**LISTED RECORDS**.
☆ ☆ ☆ ☆

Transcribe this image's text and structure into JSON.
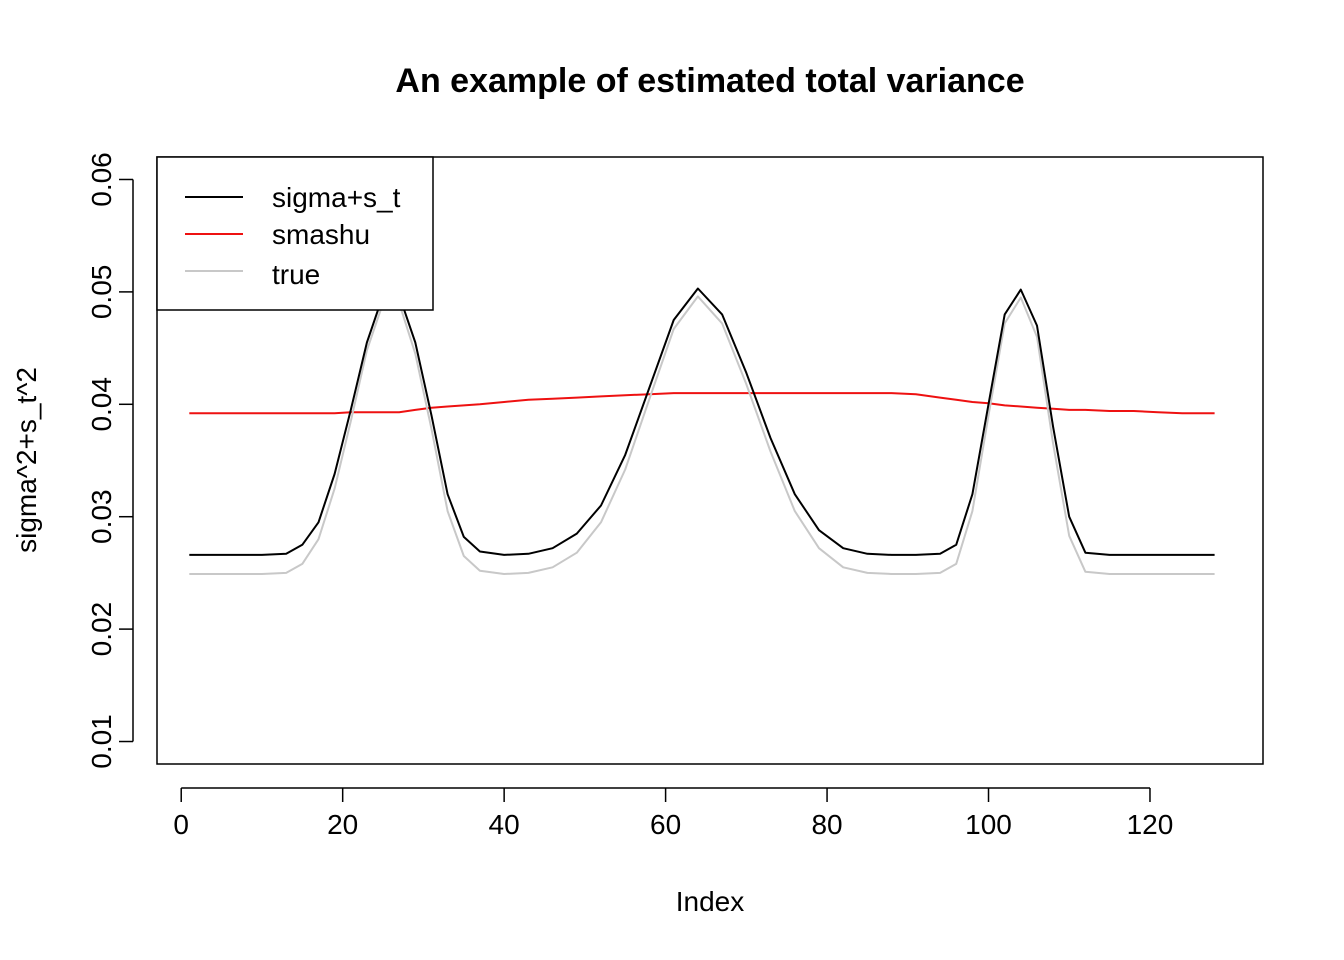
{
  "chart_data": {
    "type": "line",
    "title": "An example of estimated total variance",
    "xlabel": "Index",
    "ylabel": "sigma^2+s_t^2",
    "xlim": [
      -3,
      134
    ],
    "ylim": [
      0.008,
      0.062
    ],
    "x_ticks": [
      0,
      20,
      40,
      60,
      80,
      100,
      120
    ],
    "x_tick_labels": [
      "0",
      "20",
      "40",
      "60",
      "80",
      "100",
      "120"
    ],
    "y_ticks": [
      0.01,
      0.02,
      0.03,
      0.04,
      0.05,
      0.06
    ],
    "y_tick_labels": [
      "0.01",
      "0.02",
      "0.03",
      "0.04",
      "0.05",
      "0.06"
    ],
    "legend_position": "top-left",
    "x": [
      1,
      4,
      7,
      10,
      13,
      15,
      17,
      19,
      21,
      23,
      25,
      27,
      29,
      31,
      33,
      35,
      37,
      40,
      43,
      46,
      49,
      52,
      55,
      58,
      61,
      64,
      67,
      70,
      73,
      76,
      79,
      82,
      85,
      88,
      91,
      94,
      96,
      98,
      100,
      102,
      104,
      106,
      108,
      110,
      112,
      115,
      118,
      121,
      124,
      128
    ],
    "series": [
      {
        "name": "sigma+s_t",
        "color": "#000000",
        "values": [
          0.0266,
          0.0266,
          0.0266,
          0.0266,
          0.0267,
          0.0275,
          0.0295,
          0.0338,
          0.0395,
          0.0455,
          0.0497,
          0.0497,
          0.0455,
          0.039,
          0.032,
          0.0282,
          0.0269,
          0.0266,
          0.0267,
          0.0272,
          0.0285,
          0.031,
          0.0355,
          0.0415,
          0.0475,
          0.0503,
          0.048,
          0.0428,
          0.037,
          0.032,
          0.0288,
          0.0272,
          0.0267,
          0.0266,
          0.0266,
          0.0267,
          0.0275,
          0.032,
          0.04,
          0.048,
          0.0502,
          0.047,
          0.038,
          0.03,
          0.0268,
          0.0266,
          0.0266,
          0.0266,
          0.0266,
          0.0266
        ]
      },
      {
        "name": "smashu",
        "color": "#ee1111",
        "values": [
          0.0392,
          0.0392,
          0.0392,
          0.0392,
          0.0392,
          0.0392,
          0.0392,
          0.0392,
          0.0393,
          0.0393,
          0.0393,
          0.0393,
          0.0395,
          0.0397,
          0.0398,
          0.0399,
          0.04,
          0.0402,
          0.0404,
          0.0405,
          0.0406,
          0.0407,
          0.0408,
          0.0409,
          0.041,
          0.041,
          0.041,
          0.041,
          0.041,
          0.041,
          0.041,
          0.041,
          0.041,
          0.041,
          0.0409,
          0.0406,
          0.0404,
          0.0402,
          0.0401,
          0.0399,
          0.0398,
          0.0397,
          0.0396,
          0.0395,
          0.0395,
          0.0394,
          0.0394,
          0.0393,
          0.0392,
          0.0392
        ]
      },
      {
        "name": "true",
        "color": "#c8c8c8",
        "values": [
          0.0249,
          0.0249,
          0.0249,
          0.0249,
          0.025,
          0.0258,
          0.028,
          0.0325,
          0.0385,
          0.0448,
          0.049,
          0.049,
          0.0445,
          0.0378,
          0.0305,
          0.0265,
          0.0252,
          0.0249,
          0.025,
          0.0255,
          0.0268,
          0.0295,
          0.0342,
          0.0405,
          0.0467,
          0.0496,
          0.0472,
          0.0418,
          0.0358,
          0.0305,
          0.0272,
          0.0255,
          0.025,
          0.0249,
          0.0249,
          0.025,
          0.0258,
          0.0305,
          0.039,
          0.0472,
          0.0495,
          0.046,
          0.0365,
          0.0283,
          0.0251,
          0.0249,
          0.0249,
          0.0249,
          0.0249,
          0.0249
        ]
      }
    ]
  }
}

☆ ☆ ☆ ☆

Give every record back exactly as it reads, with no images.

**TASK ANSWER**.
Transcribe this image's text and structure into JSON.
{
  "chart_data": {
    "type": "line",
    "title": "An example of estimated total variance",
    "xlabel": "Index",
    "ylabel": "sigma^2+s_t^2",
    "xlim": [
      -3,
      134
    ],
    "ylim": [
      0.008,
      0.062
    ],
    "x_ticks": [
      0,
      20,
      40,
      60,
      80,
      100,
      120
    ],
    "x_tick_labels": [
      "0",
      "20",
      "40",
      "60",
      "80",
      "100",
      "120"
    ],
    "y_ticks": [
      0.01,
      0.02,
      0.03,
      0.04,
      0.05,
      0.06
    ],
    "y_tick_labels": [
      "0.01",
      "0.02",
      "0.03",
      "0.04",
      "0.05",
      "0.06"
    ],
    "legend_position": "top-left",
    "x": [
      1,
      4,
      7,
      10,
      13,
      15,
      17,
      19,
      21,
      23,
      25,
      27,
      29,
      31,
      33,
      35,
      37,
      40,
      43,
      46,
      49,
      52,
      55,
      58,
      61,
      64,
      67,
      70,
      73,
      76,
      79,
      82,
      85,
      88,
      91,
      94,
      96,
      98,
      100,
      102,
      104,
      106,
      108,
      110,
      112,
      115,
      118,
      121,
      124,
      128
    ],
    "series": [
      {
        "name": "sigma+s_t",
        "color": "#000000",
        "values": [
          0.0266,
          0.0266,
          0.0266,
          0.0266,
          0.0267,
          0.0275,
          0.0295,
          0.0338,
          0.0395,
          0.0455,
          0.0497,
          0.0497,
          0.0455,
          0.039,
          0.032,
          0.0282,
          0.0269,
          0.0266,
          0.0267,
          0.0272,
          0.0285,
          0.031,
          0.0355,
          0.0415,
          0.0475,
          0.0503,
          0.048,
          0.0428,
          0.037,
          0.032,
          0.0288,
          0.0272,
          0.0267,
          0.0266,
          0.0266,
          0.0267,
          0.0275,
          0.032,
          0.04,
          0.048,
          0.0502,
          0.047,
          0.038,
          0.03,
          0.0268,
          0.0266,
          0.0266,
          0.0266,
          0.0266,
          0.0266
        ]
      },
      {
        "name": "smashu",
        "color": "#ee1111",
        "values": [
          0.0392,
          0.0392,
          0.0392,
          0.0392,
          0.0392,
          0.0392,
          0.0392,
          0.0392,
          0.0393,
          0.0393,
          0.0393,
          0.0393,
          0.0395,
          0.0397,
          0.0398,
          0.0399,
          0.04,
          0.0402,
          0.0404,
          0.0405,
          0.0406,
          0.0407,
          0.0408,
          0.0409,
          0.041,
          0.041,
          0.041,
          0.041,
          0.041,
          0.041,
          0.041,
          0.041,
          0.041,
          0.041,
          0.0409,
          0.0406,
          0.0404,
          0.0402,
          0.0401,
          0.0399,
          0.0398,
          0.0397,
          0.0396,
          0.0395,
          0.0395,
          0.0394,
          0.0394,
          0.0393,
          0.0392,
          0.0392
        ]
      },
      {
        "name": "true",
        "color": "#c8c8c8",
        "values": [
          0.0249,
          0.0249,
          0.0249,
          0.0249,
          0.025,
          0.0258,
          0.028,
          0.0325,
          0.0385,
          0.0448,
          0.049,
          0.049,
          0.0445,
          0.0378,
          0.0305,
          0.0265,
          0.0252,
          0.0249,
          0.025,
          0.0255,
          0.0268,
          0.0295,
          0.0342,
          0.0405,
          0.0467,
          0.0496,
          0.0472,
          0.0418,
          0.0358,
          0.0305,
          0.0272,
          0.0255,
          0.025,
          0.0249,
          0.0249,
          0.025,
          0.0258,
          0.0305,
          0.039,
          0.0472,
          0.0495,
          0.046,
          0.0365,
          0.0283,
          0.0251,
          0.0249,
          0.0249,
          0.0249,
          0.0249,
          0.0249
        ]
      }
    ]
  }
}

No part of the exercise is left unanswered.